**Short exercise**. Write out the whole listing word for word.

(Items from a figure collection)
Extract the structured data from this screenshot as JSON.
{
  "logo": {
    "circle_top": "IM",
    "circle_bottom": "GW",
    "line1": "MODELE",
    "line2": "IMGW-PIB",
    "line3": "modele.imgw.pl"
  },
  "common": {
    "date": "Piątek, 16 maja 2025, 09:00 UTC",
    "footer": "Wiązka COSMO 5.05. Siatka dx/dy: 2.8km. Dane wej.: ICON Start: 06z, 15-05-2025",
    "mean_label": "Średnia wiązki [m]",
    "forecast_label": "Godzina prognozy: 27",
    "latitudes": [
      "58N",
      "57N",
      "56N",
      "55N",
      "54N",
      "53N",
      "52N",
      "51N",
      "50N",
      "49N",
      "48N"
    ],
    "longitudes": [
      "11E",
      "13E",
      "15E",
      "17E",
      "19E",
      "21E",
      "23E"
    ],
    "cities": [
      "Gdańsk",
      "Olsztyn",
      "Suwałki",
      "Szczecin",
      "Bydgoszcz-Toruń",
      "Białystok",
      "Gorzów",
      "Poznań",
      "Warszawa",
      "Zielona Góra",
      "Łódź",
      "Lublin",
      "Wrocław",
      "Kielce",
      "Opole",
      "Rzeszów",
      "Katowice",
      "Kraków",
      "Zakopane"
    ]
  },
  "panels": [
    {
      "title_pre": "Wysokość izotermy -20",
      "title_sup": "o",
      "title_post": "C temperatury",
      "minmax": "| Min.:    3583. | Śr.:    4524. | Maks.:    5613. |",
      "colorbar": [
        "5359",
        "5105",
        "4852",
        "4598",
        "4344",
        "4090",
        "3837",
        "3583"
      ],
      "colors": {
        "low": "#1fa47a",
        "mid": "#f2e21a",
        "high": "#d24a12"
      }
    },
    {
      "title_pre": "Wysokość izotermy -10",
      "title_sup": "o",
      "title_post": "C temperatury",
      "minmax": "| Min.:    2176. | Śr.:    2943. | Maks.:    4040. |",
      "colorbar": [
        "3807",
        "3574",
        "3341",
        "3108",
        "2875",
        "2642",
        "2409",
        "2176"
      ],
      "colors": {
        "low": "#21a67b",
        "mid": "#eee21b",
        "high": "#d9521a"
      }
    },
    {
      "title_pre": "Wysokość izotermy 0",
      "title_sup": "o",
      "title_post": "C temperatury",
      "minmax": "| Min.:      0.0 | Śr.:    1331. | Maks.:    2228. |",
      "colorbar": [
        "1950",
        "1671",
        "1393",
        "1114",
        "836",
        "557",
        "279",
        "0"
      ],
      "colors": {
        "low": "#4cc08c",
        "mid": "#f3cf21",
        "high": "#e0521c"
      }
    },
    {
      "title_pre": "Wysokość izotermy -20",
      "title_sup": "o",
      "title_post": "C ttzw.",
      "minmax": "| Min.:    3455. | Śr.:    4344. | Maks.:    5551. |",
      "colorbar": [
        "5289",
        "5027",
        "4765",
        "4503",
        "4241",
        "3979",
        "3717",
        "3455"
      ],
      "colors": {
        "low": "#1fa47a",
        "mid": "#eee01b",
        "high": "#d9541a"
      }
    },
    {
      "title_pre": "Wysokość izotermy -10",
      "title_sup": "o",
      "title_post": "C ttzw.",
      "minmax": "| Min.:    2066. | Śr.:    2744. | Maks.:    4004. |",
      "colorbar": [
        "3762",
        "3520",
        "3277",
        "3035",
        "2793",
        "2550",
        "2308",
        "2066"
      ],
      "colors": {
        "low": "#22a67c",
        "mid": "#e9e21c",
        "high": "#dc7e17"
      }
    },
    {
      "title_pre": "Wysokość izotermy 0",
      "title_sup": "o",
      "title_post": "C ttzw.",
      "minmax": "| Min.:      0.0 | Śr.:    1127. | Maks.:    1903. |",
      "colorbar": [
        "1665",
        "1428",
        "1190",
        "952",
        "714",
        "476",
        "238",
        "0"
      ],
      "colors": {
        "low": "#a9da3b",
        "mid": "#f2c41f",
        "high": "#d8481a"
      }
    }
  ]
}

**Result of the exercise**.
Extract the structured data from this screenshot as JSON.
{
  "logo": {
    "circle_top": "IM",
    "circle_bottom": "GW",
    "line1": "MODELE",
    "line2": "IMGW-PIB",
    "line3": "modele.imgw.pl"
  },
  "common": {
    "date": "Piątek, 16 maja 2025, 09:00 UTC",
    "footer": "Wiązka COSMO 5.05. Siatka dx/dy: 2.8km. Dane wej.: ICON Start: 06z, 15-05-2025",
    "mean_label": "Średnia wiązki [m]",
    "forecast_label": "Godzina prognozy: 27",
    "latitudes": [
      "58N",
      "57N",
      "56N",
      "55N",
      "54N",
      "53N",
      "52N",
      "51N",
      "50N",
      "49N",
      "48N"
    ],
    "longitudes": [
      "11E",
      "13E",
      "15E",
      "17E",
      "19E",
      "21E",
      "23E"
    ],
    "cities": [
      "Gdańsk",
      "Olsztyn",
      "Suwałki",
      "Szczecin",
      "Bydgoszcz-Toruń",
      "Białystok",
      "Gorzów",
      "Poznań",
      "Warszawa",
      "Zielona Góra",
      "Łódź",
      "Lublin",
      "Wrocław",
      "Kielce",
      "Opole",
      "Rzeszów",
      "Katowice",
      "Kraków",
      "Zakopane"
    ]
  },
  "panels": [
    {
      "title_pre": "Wysokość izotermy -20",
      "title_sup": "o",
      "title_post": "C temperatury",
      "minmax": "| Min.:    3583. | Śr.:    4524. | Maks.:    5613. |",
      "colorbar": [
        "5359",
        "5105",
        "4852",
        "4598",
        "4344",
        "4090",
        "3837",
        "3583"
      ],
      "colors": {
        "low": "#1fa47a",
        "mid": "#f2e21a",
        "high": "#d24a12"
      }
    },
    {
      "title_pre": "Wysokość izotermy -10",
      "title_sup": "o",
      "title_post": "C temperatury",
      "minmax": "| Min.:    2176. | Śr.:    2943. | Maks.:    4040. |",
      "colorbar": [
        "3807",
        "3574",
        "3341",
        "3108",
        "2875",
        "2642",
        "2409",
        "2176"
      ],
      "colors": {
        "low": "#21a67b",
        "mid": "#eee21b",
        "high": "#d9521a"
      }
    },
    {
      "title_pre": "Wysokość izotermy 0",
      "title_sup": "o",
      "title_post": "C temperatury",
      "minmax": "| Min.:      0.0 | Śr.:    1331. | Maks.:    2228. |",
      "colorbar": [
        "1950",
        "1671",
        "1393",
        "1114",
        "836",
        "557",
        "279",
        "0"
      ],
      "colors": {
        "low": "#4cc08c",
        "mid": "#f3cf21",
        "high": "#e0521c"
      }
    },
    {
      "title_pre": "Wysokość izotermy -20",
      "title_sup": "o",
      "title_post": "C ttzw.",
      "minmax": "| Min.:    3455. | Śr.:    4344. | Maks.:    5551. |",
      "colorbar": [
        "5289",
        "5027",
        "4765",
        "4503",
        "4241",
        "3979",
        "3717",
        "3455"
      ],
      "colors": {
        "low": "#1fa47a",
        "mid": "#eee01b",
        "high": "#d9541a"
      }
    },
    {
      "title_pre": "Wysokość izotermy -10",
      "title_sup": "o",
      "title_post": "C ttzw.",
      "minmax": "| Min.:    2066. | Śr.:    2744. | Maks.:    4004. |",
      "colorbar": [
        "3762",
        "3520",
        "3277",
        "3035",
        "2793",
        "2550",
        "2308",
        "2066"
      ],
      "colors": {
        "low": "#22a67c",
        "mid": "#e9e21c",
        "high": "#dc7e17"
      }
    },
    {
      "title_pre": "Wysokość izotermy 0",
      "title_sup": "o",
      "title_post": "C ttzw.",
      "minmax": "| Min.:      0.0 | Śr.:    1127. | Maks.:    1903. |",
      "colorbar": [
        "1665",
        "1428",
        "1190",
        "952",
        "714",
        "476",
        "238",
        "0"
      ],
      "colors": {
        "low": "#a9da3b",
        "mid": "#f2c41f",
        "high": "#d8481a"
      }
    }
  ]
}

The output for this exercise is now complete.